>> START DATA TO PROCESS
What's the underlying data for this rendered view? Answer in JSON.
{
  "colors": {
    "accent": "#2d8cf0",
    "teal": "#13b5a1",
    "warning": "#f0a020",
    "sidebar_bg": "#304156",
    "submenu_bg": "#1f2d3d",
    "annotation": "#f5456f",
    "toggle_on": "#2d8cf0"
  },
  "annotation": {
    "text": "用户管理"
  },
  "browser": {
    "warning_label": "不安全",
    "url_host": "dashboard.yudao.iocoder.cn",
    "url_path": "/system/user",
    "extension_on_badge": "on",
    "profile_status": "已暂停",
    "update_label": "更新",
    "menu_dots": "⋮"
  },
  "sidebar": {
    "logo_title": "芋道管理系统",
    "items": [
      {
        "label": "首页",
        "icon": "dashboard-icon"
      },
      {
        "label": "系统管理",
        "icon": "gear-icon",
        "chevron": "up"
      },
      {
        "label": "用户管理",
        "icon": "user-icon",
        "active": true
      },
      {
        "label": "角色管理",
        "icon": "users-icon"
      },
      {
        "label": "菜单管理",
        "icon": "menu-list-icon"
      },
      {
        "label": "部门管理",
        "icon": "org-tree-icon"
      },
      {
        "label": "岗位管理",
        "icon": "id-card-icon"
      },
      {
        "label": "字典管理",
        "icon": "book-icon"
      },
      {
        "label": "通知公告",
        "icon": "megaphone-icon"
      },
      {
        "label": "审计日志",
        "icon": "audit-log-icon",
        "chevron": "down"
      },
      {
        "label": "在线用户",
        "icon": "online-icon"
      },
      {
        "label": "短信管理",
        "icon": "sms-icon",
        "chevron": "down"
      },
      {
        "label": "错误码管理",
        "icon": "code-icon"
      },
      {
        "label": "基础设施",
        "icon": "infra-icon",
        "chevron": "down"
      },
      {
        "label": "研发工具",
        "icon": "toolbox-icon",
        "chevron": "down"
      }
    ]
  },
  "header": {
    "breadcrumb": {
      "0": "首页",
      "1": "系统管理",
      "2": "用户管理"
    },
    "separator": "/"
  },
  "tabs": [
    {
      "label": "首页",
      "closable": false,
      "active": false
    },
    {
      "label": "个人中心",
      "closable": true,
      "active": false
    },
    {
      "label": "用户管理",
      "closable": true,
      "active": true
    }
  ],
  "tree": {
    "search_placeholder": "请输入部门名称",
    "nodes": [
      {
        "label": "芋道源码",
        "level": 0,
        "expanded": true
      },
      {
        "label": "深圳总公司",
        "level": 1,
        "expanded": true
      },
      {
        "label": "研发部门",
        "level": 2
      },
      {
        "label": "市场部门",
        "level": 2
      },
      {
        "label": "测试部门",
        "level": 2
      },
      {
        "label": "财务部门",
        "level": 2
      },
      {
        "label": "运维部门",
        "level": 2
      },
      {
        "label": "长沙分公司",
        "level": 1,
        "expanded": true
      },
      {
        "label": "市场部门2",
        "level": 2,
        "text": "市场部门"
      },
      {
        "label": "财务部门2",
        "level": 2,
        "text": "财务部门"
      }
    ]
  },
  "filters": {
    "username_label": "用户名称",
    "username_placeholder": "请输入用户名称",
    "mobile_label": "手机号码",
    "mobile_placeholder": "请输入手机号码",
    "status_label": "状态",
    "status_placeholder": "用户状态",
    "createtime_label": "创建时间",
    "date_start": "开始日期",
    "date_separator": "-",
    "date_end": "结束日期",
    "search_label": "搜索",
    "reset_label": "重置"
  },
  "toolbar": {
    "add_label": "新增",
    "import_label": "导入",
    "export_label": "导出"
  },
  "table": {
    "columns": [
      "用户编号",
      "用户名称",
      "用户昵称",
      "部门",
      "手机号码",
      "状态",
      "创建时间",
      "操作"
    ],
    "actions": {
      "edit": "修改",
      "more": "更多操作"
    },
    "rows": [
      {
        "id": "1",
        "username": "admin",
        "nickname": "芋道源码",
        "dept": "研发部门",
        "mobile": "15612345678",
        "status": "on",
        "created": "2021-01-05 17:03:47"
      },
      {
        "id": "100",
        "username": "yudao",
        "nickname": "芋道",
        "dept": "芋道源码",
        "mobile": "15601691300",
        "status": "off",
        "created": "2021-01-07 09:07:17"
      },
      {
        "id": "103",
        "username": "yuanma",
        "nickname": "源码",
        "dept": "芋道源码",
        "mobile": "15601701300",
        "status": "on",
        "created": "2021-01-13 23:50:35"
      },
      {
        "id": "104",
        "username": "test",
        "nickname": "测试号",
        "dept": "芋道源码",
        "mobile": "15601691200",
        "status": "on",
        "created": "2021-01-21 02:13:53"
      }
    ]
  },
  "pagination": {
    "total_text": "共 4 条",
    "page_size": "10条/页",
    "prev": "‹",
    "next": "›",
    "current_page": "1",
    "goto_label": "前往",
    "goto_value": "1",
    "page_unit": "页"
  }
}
>> END DATA TO PROCESS
Reproduce every line of the material above exactly.

What's the underlying data for this rendered view? Answer in JSON.
{
  "colors": {
    "accent": "#2d8cf0",
    "teal": "#13b5a1",
    "warning": "#f0a020",
    "sidebar_bg": "#304156",
    "submenu_bg": "#1f2d3d",
    "annotation": "#f5456f",
    "toggle_on": "#2d8cf0"
  },
  "annotation": {
    "text": "用户管理"
  },
  "browser": {
    "warning_label": "不安全",
    "url_host": "dashboard.yudao.iocoder.cn",
    "url_path": "/system/user",
    "extension_on_badge": "on",
    "profile_status": "已暂停",
    "update_label": "更新",
    "menu_dots": "⋮"
  },
  "sidebar": {
    "logo_title": "芋道管理系统",
    "items": [
      {
        "label": "首页",
        "icon": "dashboard-icon"
      },
      {
        "label": "系统管理",
        "icon": "gear-icon",
        "chevron": "up"
      },
      {
        "label": "用户管理",
        "icon": "user-icon",
        "active": true
      },
      {
        "label": "角色管理",
        "icon": "users-icon"
      },
      {
        "label": "菜单管理",
        "icon": "menu-list-icon"
      },
      {
        "label": "部门管理",
        "icon": "org-tree-icon"
      },
      {
        "label": "岗位管理",
        "icon": "id-card-icon"
      },
      {
        "label": "字典管理",
        "icon": "book-icon"
      },
      {
        "label": "通知公告",
        "icon": "megaphone-icon"
      },
      {
        "label": "审计日志",
        "icon": "audit-log-icon",
        "chevron": "down"
      },
      {
        "label": "在线用户",
        "icon": "online-icon"
      },
      {
        "label": "短信管理",
        "icon": "sms-icon",
        "chevron": "down"
      },
      {
        "label": "错误码管理",
        "icon": "code-icon"
      },
      {
        "label": "基础设施",
        "icon": "infra-icon",
        "chevron": "down"
      },
      {
        "label": "研发工具",
        "icon": "toolbox-icon",
        "chevron": "down"
      }
    ]
  },
  "header": {
    "breadcrumb": {
      "0": "首页",
      "1": "系统管理",
      "2": "用户管理"
    },
    "separator": "/"
  },
  "tabs": [
    {
      "label": "首页",
      "closable": false,
      "active": false
    },
    {
      "label": "个人中心",
      "closable": true,
      "active": false
    },
    {
      "label": "用户管理",
      "closable": true,
      "active": true
    }
  ],
  "tree": {
    "search_placeholder": "请输入部门名称",
    "nodes": [
      {
        "label": "芋道源码",
        "level": 0,
        "expanded": true
      },
      {
        "label": "深圳总公司",
        "level": 1,
        "expanded": true
      },
      {
        "label": "研发部门",
        "level": 2
      },
      {
        "label": "市场部门",
        "level": 2
      },
      {
        "label": "测试部门",
        "level": 2
      },
      {
        "label": "财务部门",
        "level": 2
      },
      {
        "label": "运维部门",
        "level": 2
      },
      {
        "label": "长沙分公司",
        "level": 1,
        "expanded": true
      },
      {
        "label": "市场部门2",
        "level": 2,
        "text": "市场部门"
      },
      {
        "label": "财务部门2",
        "level": 2,
        "text": "财务部门"
      }
    ]
  },
  "filters": {
    "username_label": "用户名称",
    "username_placeholder": "请输入用户名称",
    "mobile_label": "手机号码",
    "mobile_placeholder": "请输入手机号码",
    "status_label": "状态",
    "status_placeholder": "用户状态",
    "createtime_label": "创建时间",
    "date_start": "开始日期",
    "date_separator": "-",
    "date_end": "结束日期",
    "search_label": "搜索",
    "reset_label": "重置"
  },
  "toolbar": {
    "add_label": "新增",
    "import_label": "导入",
    "export_label": "导出"
  },
  "table": {
    "columns": [
      "用户编号",
      "用户名称",
      "用户昵称",
      "部门",
      "手机号码",
      "状态",
      "创建时间",
      "操作"
    ],
    "actions": {
      "edit": "修改",
      "more": "更多操作"
    },
    "rows": [
      {
        "id": "1",
        "username": "admin",
        "nickname": "芋道源码",
        "dept": "研发部门",
        "mobile": "15612345678",
        "status": "on",
        "created": "2021-01-05 17:03:47"
      },
      {
        "id": "100",
        "username": "yudao",
        "nickname": "芋道",
        "dept": "芋道源码",
        "mobile": "15601691300",
        "status": "off",
        "created": "2021-01-07 09:07:17"
      },
      {
        "id": "103",
        "username": "yuanma",
        "nickname": "源码",
        "dept": "芋道源码",
        "mobile": "15601701300",
        "status": "on",
        "created": "2021-01-13 23:50:35"
      },
      {
        "id": "104",
        "username": "test",
        "nickname": "测试号",
        "dept": "芋道源码",
        "mobile": "15601691200",
        "status": "on",
        "created": "2021-01-21 02:13:53"
      }
    ]
  },
  "pagination": {
    "total_text": "共 4 条",
    "page_size": "10条/页",
    "prev": "‹",
    "next": "›",
    "current_page": "1",
    "goto_label": "前往",
    "goto_value": "1",
    "page_unit": "页"
  }
}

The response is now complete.